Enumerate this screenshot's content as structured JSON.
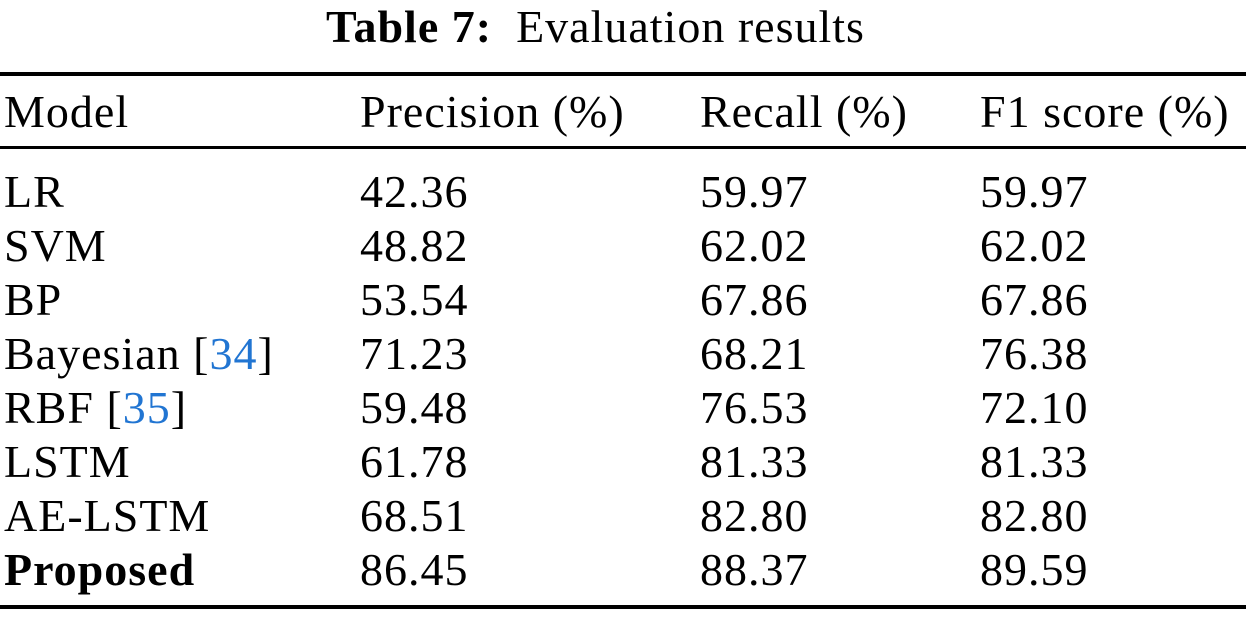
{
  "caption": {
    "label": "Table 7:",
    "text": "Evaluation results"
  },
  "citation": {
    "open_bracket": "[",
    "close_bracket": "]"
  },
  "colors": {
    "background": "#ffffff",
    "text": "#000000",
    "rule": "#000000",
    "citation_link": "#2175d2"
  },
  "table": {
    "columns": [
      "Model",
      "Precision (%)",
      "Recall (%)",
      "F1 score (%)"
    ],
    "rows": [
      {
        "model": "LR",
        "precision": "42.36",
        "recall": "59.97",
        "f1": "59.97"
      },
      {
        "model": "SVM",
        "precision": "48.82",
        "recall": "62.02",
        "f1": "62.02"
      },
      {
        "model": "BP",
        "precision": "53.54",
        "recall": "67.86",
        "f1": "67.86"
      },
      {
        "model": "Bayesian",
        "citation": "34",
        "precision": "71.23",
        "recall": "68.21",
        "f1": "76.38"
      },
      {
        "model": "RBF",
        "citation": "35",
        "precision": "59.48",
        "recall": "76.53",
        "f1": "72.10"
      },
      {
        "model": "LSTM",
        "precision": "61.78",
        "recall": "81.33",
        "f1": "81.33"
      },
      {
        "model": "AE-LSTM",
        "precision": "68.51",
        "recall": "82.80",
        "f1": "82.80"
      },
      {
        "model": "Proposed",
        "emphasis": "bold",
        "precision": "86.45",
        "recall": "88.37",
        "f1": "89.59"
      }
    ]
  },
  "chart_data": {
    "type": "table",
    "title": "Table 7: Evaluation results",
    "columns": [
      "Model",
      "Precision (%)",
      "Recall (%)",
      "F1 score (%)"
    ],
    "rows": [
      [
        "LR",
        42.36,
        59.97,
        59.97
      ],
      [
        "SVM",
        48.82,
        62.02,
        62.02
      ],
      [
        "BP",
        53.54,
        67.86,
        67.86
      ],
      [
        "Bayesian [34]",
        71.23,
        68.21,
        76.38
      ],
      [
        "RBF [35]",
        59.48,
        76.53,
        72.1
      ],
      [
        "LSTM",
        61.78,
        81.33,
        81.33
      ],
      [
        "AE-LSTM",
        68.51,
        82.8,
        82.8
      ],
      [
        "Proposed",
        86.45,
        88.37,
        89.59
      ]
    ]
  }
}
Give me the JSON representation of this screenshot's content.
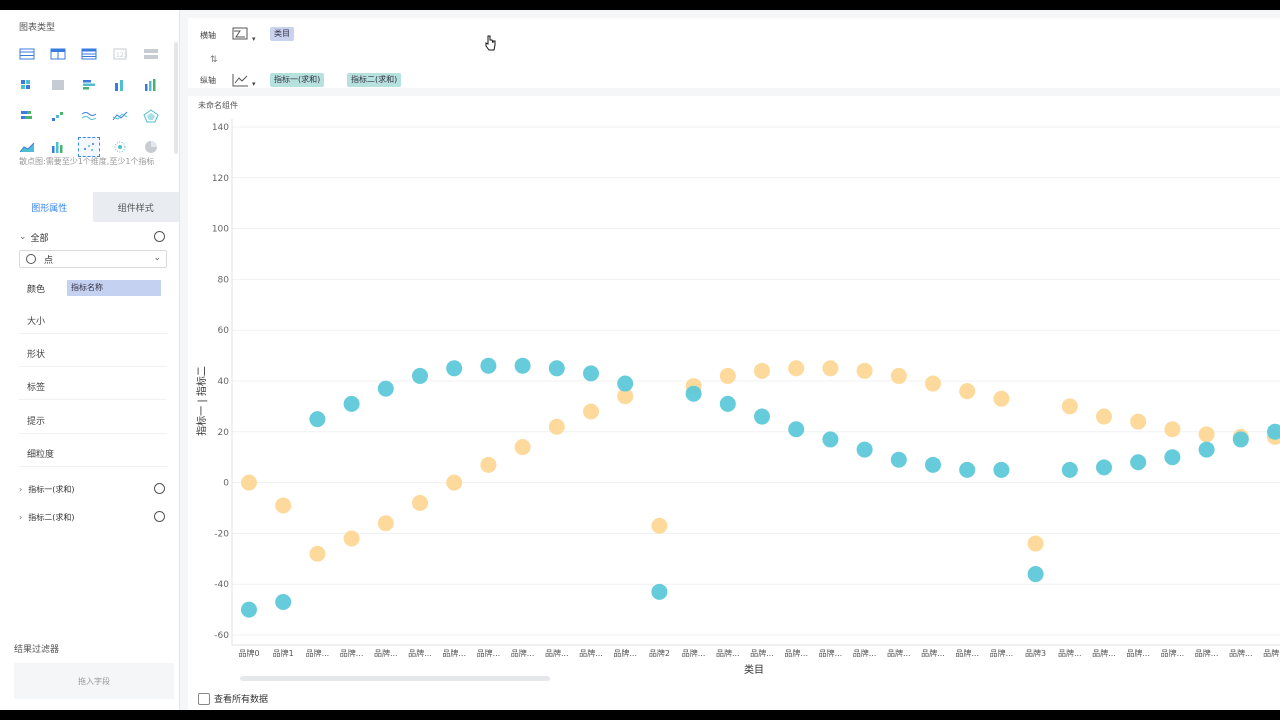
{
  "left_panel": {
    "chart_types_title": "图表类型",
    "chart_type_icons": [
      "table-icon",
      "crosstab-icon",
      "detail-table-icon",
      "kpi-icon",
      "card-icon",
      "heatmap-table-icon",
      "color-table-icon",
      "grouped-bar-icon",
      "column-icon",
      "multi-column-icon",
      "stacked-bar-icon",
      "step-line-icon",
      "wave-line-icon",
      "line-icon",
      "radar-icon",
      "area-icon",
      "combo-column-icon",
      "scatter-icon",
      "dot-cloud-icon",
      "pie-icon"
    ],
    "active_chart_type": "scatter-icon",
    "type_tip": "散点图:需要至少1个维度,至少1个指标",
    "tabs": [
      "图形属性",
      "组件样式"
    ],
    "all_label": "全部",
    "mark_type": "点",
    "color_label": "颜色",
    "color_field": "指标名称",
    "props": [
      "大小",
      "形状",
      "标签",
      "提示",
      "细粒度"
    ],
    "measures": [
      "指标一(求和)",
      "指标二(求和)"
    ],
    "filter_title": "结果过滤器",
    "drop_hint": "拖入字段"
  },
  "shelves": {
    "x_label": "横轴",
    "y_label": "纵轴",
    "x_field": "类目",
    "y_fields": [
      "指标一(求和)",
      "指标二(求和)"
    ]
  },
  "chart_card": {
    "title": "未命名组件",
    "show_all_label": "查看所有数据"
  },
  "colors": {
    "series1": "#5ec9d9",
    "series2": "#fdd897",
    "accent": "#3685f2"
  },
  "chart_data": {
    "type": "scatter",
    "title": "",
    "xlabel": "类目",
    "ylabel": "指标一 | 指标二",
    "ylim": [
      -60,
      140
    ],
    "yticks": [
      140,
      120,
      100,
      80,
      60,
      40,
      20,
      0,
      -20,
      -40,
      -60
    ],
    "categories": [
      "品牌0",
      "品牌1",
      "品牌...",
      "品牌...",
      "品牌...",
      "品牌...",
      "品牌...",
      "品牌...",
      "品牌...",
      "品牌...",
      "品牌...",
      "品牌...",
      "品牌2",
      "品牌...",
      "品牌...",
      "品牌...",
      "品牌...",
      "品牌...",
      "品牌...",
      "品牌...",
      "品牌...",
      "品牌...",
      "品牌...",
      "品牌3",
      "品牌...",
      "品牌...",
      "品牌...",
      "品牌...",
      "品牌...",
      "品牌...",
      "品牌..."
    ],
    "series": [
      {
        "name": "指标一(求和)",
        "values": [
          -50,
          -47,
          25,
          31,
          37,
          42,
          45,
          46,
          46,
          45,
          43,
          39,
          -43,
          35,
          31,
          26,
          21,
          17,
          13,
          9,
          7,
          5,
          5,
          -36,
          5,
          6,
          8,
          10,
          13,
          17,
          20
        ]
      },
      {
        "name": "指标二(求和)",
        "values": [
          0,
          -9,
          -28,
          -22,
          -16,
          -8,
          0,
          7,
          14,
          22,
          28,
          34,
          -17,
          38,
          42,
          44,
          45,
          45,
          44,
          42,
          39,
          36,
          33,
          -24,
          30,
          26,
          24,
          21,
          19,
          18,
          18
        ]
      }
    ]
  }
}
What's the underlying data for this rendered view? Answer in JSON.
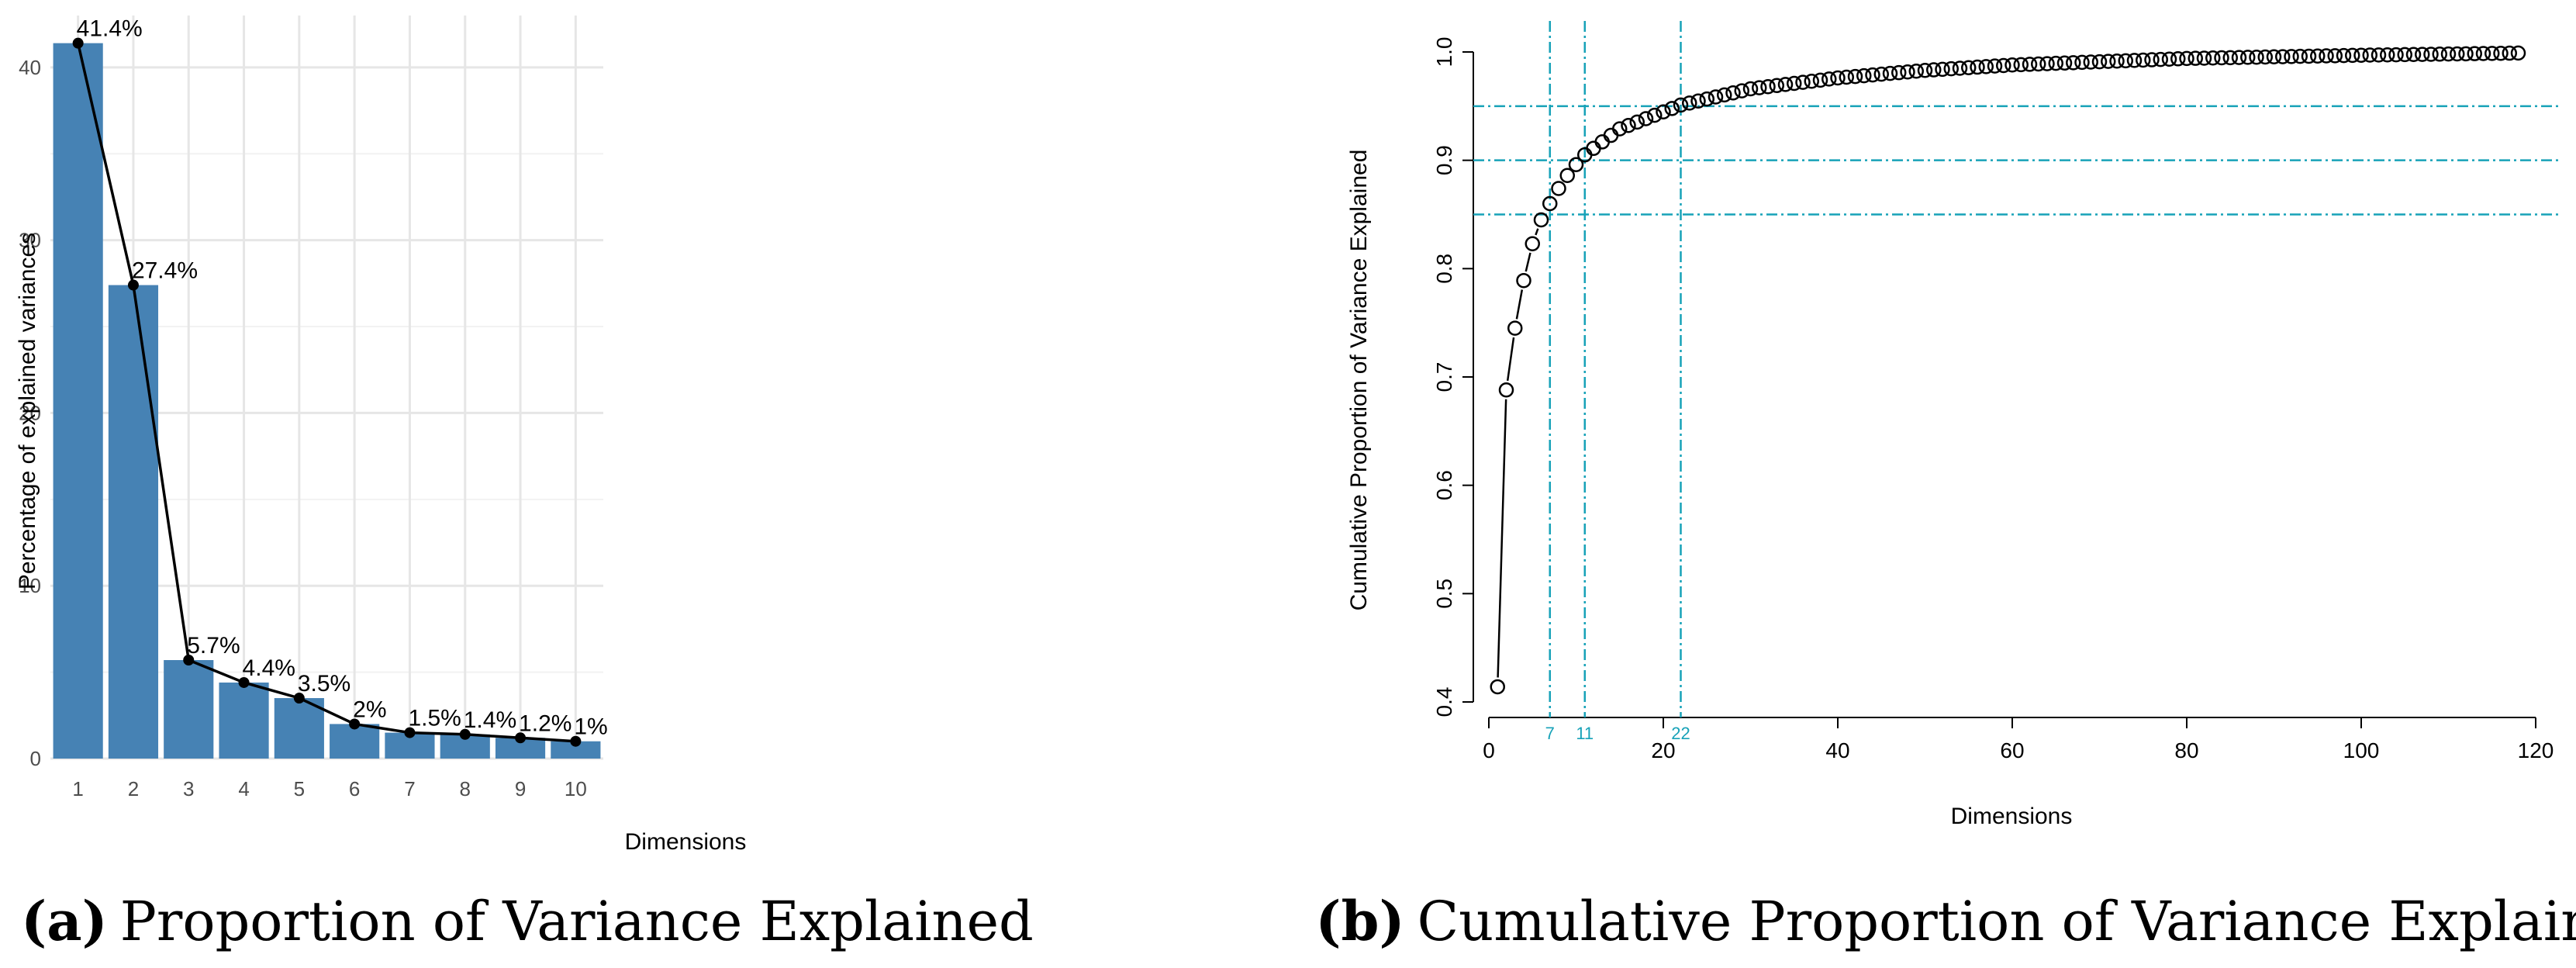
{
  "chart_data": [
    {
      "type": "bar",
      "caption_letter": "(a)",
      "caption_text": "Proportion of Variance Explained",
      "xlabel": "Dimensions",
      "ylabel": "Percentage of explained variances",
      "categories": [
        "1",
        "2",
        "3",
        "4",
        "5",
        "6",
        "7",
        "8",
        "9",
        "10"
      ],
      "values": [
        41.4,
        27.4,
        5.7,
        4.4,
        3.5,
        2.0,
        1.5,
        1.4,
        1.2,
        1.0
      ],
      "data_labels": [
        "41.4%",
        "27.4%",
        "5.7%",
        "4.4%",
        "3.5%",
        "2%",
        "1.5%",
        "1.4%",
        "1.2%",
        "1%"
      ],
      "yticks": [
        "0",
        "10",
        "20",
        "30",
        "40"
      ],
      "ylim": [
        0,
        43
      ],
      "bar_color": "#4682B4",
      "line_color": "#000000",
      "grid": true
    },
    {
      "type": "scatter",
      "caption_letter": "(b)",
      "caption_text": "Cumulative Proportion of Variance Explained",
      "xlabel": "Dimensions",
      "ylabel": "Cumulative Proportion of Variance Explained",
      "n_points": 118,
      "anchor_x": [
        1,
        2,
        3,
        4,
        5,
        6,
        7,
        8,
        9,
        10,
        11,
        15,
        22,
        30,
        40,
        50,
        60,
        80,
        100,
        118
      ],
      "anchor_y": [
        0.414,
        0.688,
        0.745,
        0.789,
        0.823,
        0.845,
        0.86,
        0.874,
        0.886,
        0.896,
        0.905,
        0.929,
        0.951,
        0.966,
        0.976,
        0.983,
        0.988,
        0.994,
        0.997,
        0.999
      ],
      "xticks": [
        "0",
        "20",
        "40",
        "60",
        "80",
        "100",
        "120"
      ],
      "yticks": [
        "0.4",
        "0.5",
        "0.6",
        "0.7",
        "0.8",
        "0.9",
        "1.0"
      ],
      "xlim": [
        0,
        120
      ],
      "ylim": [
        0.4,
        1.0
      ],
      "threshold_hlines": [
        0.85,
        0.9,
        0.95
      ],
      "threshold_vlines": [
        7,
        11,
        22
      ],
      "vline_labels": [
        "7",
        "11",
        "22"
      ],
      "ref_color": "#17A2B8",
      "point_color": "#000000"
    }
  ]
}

# [Stated task]
Will you set down the records word for word while leaving out every picture?

# [Expected output]
Enumerate this screenshot's content as structured JSON.
{
  "caption": {
    "label": "Table 7:",
    "text": "Evaluation results"
  },
  "citation": {
    "open_bracket": "[",
    "close_bracket": "]"
  },
  "colors": {
    "background": "#ffffff",
    "text": "#000000",
    "rule": "#000000",
    "citation_link": "#2175d2"
  },
  "table": {
    "columns": [
      "Model",
      "Precision (%)",
      "Recall (%)",
      "F1 score (%)"
    ],
    "rows": [
      {
        "model": "LR",
        "precision": "42.36",
        "recall": "59.97",
        "f1": "59.97"
      },
      {
        "model": "SVM",
        "precision": "48.82",
        "recall": "62.02",
        "f1": "62.02"
      },
      {
        "model": "BP",
        "precision": "53.54",
        "recall": "67.86",
        "f1": "67.86"
      },
      {
        "model": "Bayesian",
        "citation": "34",
        "precision": "71.23",
        "recall": "68.21",
        "f1": "76.38"
      },
      {
        "model": "RBF",
        "citation": "35",
        "precision": "59.48",
        "recall": "76.53",
        "f1": "72.10"
      },
      {
        "model": "LSTM",
        "precision": "61.78",
        "recall": "81.33",
        "f1": "81.33"
      },
      {
        "model": "AE-LSTM",
        "precision": "68.51",
        "recall": "82.80",
        "f1": "82.80"
      },
      {
        "model": "Proposed",
        "emphasis": "bold",
        "precision": "86.45",
        "recall": "88.37",
        "f1": "89.59"
      }
    ]
  },
  "chart_data": {
    "type": "table",
    "title": "Table 7: Evaluation results",
    "columns": [
      "Model",
      "Precision (%)",
      "Recall (%)",
      "F1 score (%)"
    ],
    "rows": [
      [
        "LR",
        42.36,
        59.97,
        59.97
      ],
      [
        "SVM",
        48.82,
        62.02,
        62.02
      ],
      [
        "BP",
        53.54,
        67.86,
        67.86
      ],
      [
        "Bayesian [34]",
        71.23,
        68.21,
        76.38
      ],
      [
        "RBF [35]",
        59.48,
        76.53,
        72.1
      ],
      [
        "LSTM",
        61.78,
        81.33,
        81.33
      ],
      [
        "AE-LSTM",
        68.51,
        82.8,
        82.8
      ],
      [
        "Proposed",
        86.45,
        88.37,
        89.59
      ]
    ]
  }
}
Give me the JSON representation of this screenshot's content.
{
  "left_panel": {
    "chart_types_title": "图表类型",
    "chart_type_icons": [
      "table-icon",
      "crosstab-icon",
      "detail-table-icon",
      "kpi-icon",
      "card-icon",
      "heatmap-table-icon",
      "color-table-icon",
      "grouped-bar-icon",
      "column-icon",
      "multi-column-icon",
      "stacked-bar-icon",
      "step-line-icon",
      "wave-line-icon",
      "line-icon",
      "radar-icon",
      "area-icon",
      "combo-column-icon",
      "scatter-icon",
      "dot-cloud-icon",
      "pie-icon"
    ],
    "active_chart_type": "scatter-icon",
    "type_tip": "散点图:需要至少1个维度,至少1个指标",
    "tabs": [
      "图形属性",
      "组件样式"
    ],
    "all_label": "全部",
    "mark_type": "点",
    "color_label": "颜色",
    "color_field": "指标名称",
    "props": [
      "大小",
      "形状",
      "标签",
      "提示",
      "细粒度"
    ],
    "measures": [
      "指标一(求和)",
      "指标二(求和)"
    ],
    "filter_title": "结果过滤器",
    "drop_hint": "拖入字段"
  },
  "shelves": {
    "x_label": "横轴",
    "y_label": "纵轴",
    "x_field": "类目",
    "y_fields": [
      "指标一(求和)",
      "指标二(求和)"
    ]
  },
  "chart_card": {
    "title": "未命名组件",
    "show_all_label": "查看所有数据"
  },
  "colors": {
    "series1": "#5ec9d9",
    "series2": "#fdd897",
    "accent": "#3685f2"
  },
  "chart_data": {
    "type": "scatter",
    "title": "",
    "xlabel": "类目",
    "ylabel": "指标一 | 指标二",
    "ylim": [
      -60,
      140
    ],
    "yticks": [
      140,
      120,
      100,
      80,
      60,
      40,
      20,
      0,
      -20,
      -40,
      -60
    ],
    "categories": [
      "品牌0",
      "品牌1",
      "品牌...",
      "品牌...",
      "品牌...",
      "品牌...",
      "品牌...",
      "品牌...",
      "品牌...",
      "品牌...",
      "品牌...",
      "品牌...",
      "品牌2",
      "品牌...",
      "品牌...",
      "品牌...",
      "品牌...",
      "品牌...",
      "品牌...",
      "品牌...",
      "品牌...",
      "品牌...",
      "品牌...",
      "品牌3",
      "品牌...",
      "品牌...",
      "品牌...",
      "品牌...",
      "品牌...",
      "品牌...",
      "品牌..."
    ],
    "series": [
      {
        "name": "指标一(求和)",
        "values": [
          -50,
          -47,
          25,
          31,
          37,
          42,
          45,
          46,
          46,
          45,
          43,
          39,
          -43,
          35,
          31,
          26,
          21,
          17,
          13,
          9,
          7,
          5,
          5,
          -36,
          5,
          6,
          8,
          10,
          13,
          17,
          20
        ]
      },
      {
        "name": "指标二(求和)",
        "values": [
          0,
          -9,
          -28,
          -22,
          -16,
          -8,
          0,
          7,
          14,
          22,
          28,
          34,
          -17,
          38,
          42,
          44,
          45,
          45,
          44,
          42,
          39,
          36,
          33,
          -24,
          30,
          26,
          24,
          21,
          19,
          18,
          18
        ]
      }
    ]
  }
}
What's the underlying data for this rendered view? Answer in JSON.
{
  "chart_data": [
    {
      "type": "bar",
      "caption_letter": "(a)",
      "caption_text": "Proportion of Variance Explained",
      "xlabel": "Dimensions",
      "ylabel": "Percentage of explained variances",
      "categories": [
        "1",
        "2",
        "3",
        "4",
        "5",
        "6",
        "7",
        "8",
        "9",
        "10"
      ],
      "values": [
        41.4,
        27.4,
        5.7,
        4.4,
        3.5,
        2.0,
        1.5,
        1.4,
        1.2,
        1.0
      ],
      "data_labels": [
        "41.4%",
        "27.4%",
        "5.7%",
        "4.4%",
        "3.5%",
        "2%",
        "1.5%",
        "1.4%",
        "1.2%",
        "1%"
      ],
      "yticks": [
        "0",
        "10",
        "20",
        "30",
        "40"
      ],
      "ylim": [
        0,
        43
      ],
      "bar_color": "#4682B4",
      "line_color": "#000000",
      "grid": true
    },
    {
      "type": "scatter",
      "caption_letter": "(b)",
      "caption_text": "Cumulative Proportion of Variance Explained",
      "xlabel": "Dimensions",
      "ylabel": "Cumulative Proportion of Variance Explained",
      "n_points": 118,
      "anchor_x": [
        1,
        2,
        3,
        4,
        5,
        6,
        7,
        8,
        9,
        10,
        11,
        15,
        22,
        30,
        40,
        50,
        60,
        80,
        100,
        118
      ],
      "anchor_y": [
        0.414,
        0.688,
        0.745,
        0.789,
        0.823,
        0.845,
        0.86,
        0.874,
        0.886,
        0.896,
        0.905,
        0.929,
        0.951,
        0.966,
        0.976,
        0.983,
        0.988,
        0.994,
        0.997,
        0.999
      ],
      "xticks": [
        "0",
        "20",
        "40",
        "60",
        "80",
        "100",
        "120"
      ],
      "yticks": [
        "0.4",
        "0.5",
        "0.6",
        "0.7",
        "0.8",
        "0.9",
        "1.0"
      ],
      "xlim": [
        0,
        120
      ],
      "ylim": [
        0.4,
        1.0
      ],
      "threshold_hlines": [
        0.85,
        0.9,
        0.95
      ],
      "threshold_vlines": [
        7,
        11,
        22
      ],
      "vline_labels": [
        "7",
        "11",
        "22"
      ],
      "ref_color": "#17A2B8",
      "point_color": "#000000"
    }
  ]
}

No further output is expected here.